Collected data entries:
● ● ● ● ●
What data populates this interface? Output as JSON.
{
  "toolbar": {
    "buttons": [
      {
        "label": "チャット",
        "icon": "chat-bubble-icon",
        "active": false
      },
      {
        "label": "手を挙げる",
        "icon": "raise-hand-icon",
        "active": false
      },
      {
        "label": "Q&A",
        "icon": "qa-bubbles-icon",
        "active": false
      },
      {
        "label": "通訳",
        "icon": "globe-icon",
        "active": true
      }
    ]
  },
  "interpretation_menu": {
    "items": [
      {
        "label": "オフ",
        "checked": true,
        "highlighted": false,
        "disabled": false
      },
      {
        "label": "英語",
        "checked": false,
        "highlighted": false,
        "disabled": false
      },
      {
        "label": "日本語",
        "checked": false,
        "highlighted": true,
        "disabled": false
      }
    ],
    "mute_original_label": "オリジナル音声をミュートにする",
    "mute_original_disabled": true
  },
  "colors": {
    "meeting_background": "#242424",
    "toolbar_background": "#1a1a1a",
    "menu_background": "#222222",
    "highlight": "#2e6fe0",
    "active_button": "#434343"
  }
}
● ● ● ● ●
* Aim of the task:
Every entry must be retyped in full, exactly as given.

* The solution:
What data populates this interface? Output as JSON.
{
  "toolbar": {
    "buttons": [
      {
        "label": "チャット",
        "icon": "chat-bubble-icon",
        "active": false
      },
      {
        "label": "手を挙げる",
        "icon": "raise-hand-icon",
        "active": false
      },
      {
        "label": "Q&A",
        "icon": "qa-bubbles-icon",
        "active": false
      },
      {
        "label": "通訳",
        "icon": "globe-icon",
        "active": true
      }
    ]
  },
  "interpretation_menu": {
    "items": [
      {
        "label": "オフ",
        "checked": true,
        "highlighted": false,
        "disabled": false
      },
      {
        "label": "英語",
        "checked": false,
        "highlighted": false,
        "disabled": false
      },
      {
        "label": "日本語",
        "checked": false,
        "highlighted": true,
        "disabled": false
      }
    ],
    "mute_original_label": "オリジナル音声をミュートにする",
    "mute_original_disabled": true
  },
  "colors": {
    "meeting_background": "#242424",
    "toolbar_background": "#1a1a1a",
    "menu_background": "#222222",
    "highlight": "#2e6fe0",
    "active_button": "#434343"
  }
}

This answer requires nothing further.